Work to do:
Count lines holding the word "فعالية". Only the number is wanted.

Material provided:
** start **
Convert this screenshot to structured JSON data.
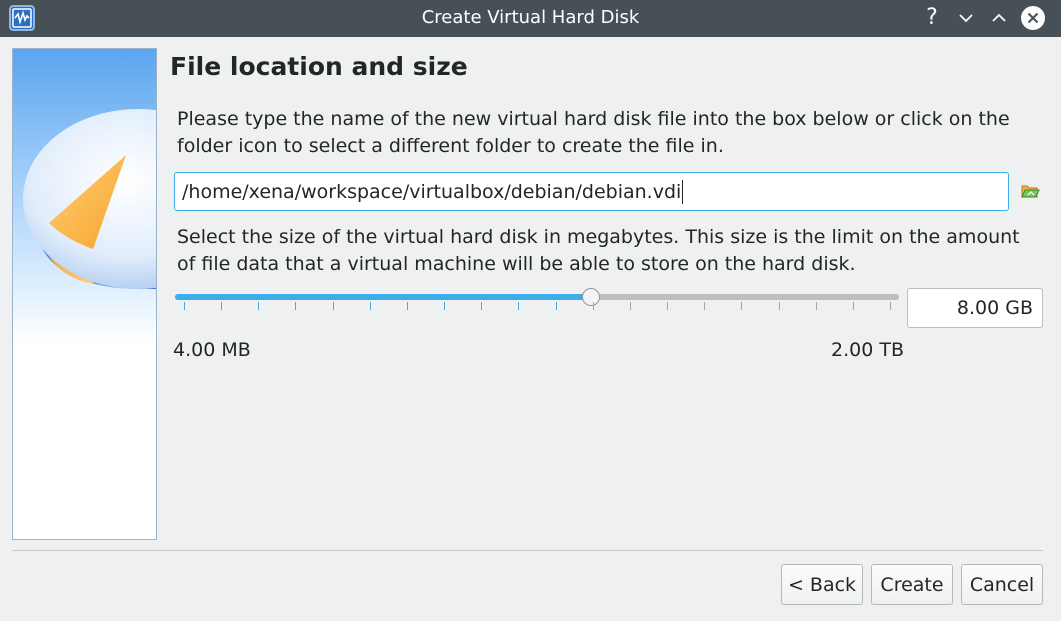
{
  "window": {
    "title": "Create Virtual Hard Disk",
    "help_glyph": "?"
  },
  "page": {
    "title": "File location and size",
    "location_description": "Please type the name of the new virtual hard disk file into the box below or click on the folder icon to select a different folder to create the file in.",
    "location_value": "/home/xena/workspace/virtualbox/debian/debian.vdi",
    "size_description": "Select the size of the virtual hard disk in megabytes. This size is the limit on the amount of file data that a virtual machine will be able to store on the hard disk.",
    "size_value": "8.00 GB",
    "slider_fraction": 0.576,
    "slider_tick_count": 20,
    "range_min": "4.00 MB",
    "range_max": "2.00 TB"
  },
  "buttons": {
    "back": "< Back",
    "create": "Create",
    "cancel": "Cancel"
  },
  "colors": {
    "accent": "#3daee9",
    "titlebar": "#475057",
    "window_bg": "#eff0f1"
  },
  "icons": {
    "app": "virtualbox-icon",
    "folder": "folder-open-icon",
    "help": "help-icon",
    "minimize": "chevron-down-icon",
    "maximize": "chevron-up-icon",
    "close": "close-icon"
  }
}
** end **
** start **
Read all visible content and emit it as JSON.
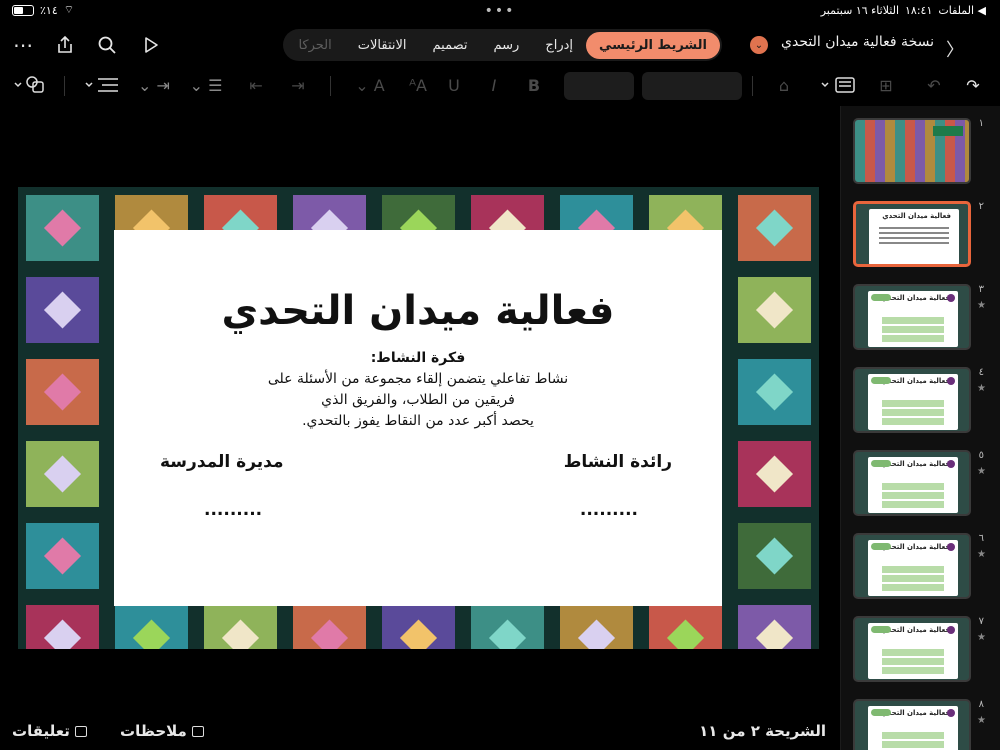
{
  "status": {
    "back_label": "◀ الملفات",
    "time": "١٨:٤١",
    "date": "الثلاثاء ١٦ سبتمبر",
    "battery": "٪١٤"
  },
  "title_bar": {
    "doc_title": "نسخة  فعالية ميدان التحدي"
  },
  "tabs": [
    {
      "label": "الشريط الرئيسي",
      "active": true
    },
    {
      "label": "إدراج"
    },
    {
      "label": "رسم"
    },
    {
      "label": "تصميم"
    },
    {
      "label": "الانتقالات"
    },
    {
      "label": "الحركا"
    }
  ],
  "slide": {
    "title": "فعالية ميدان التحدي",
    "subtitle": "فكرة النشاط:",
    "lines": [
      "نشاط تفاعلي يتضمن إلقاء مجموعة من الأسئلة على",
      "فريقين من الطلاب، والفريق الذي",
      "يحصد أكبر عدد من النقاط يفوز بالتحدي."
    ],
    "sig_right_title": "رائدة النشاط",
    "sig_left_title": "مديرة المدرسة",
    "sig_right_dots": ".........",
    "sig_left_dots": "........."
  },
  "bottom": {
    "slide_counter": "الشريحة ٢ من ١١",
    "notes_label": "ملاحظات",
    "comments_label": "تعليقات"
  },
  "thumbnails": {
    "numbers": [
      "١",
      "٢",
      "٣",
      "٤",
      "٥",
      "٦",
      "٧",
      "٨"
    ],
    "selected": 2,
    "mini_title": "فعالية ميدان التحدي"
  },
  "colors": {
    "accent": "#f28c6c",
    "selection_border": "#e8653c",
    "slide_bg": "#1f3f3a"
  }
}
** end **
** start **
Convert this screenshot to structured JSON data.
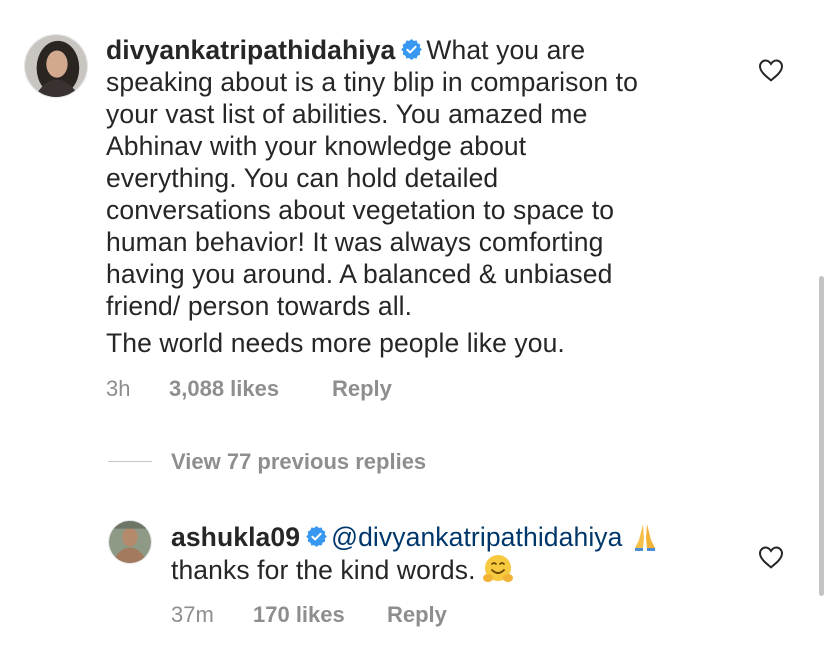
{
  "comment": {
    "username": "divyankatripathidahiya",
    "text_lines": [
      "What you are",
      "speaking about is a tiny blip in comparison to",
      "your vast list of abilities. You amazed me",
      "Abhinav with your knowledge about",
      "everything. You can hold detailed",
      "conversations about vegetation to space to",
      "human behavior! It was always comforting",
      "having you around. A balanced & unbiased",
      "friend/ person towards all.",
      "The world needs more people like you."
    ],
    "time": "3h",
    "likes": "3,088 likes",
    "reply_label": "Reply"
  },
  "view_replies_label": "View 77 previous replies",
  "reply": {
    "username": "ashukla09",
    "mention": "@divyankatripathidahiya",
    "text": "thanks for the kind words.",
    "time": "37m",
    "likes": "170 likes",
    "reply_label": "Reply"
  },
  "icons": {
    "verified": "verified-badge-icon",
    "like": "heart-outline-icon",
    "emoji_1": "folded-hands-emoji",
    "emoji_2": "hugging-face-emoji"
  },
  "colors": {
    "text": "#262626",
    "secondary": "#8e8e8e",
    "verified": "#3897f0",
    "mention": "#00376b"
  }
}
** end **
Written response:
3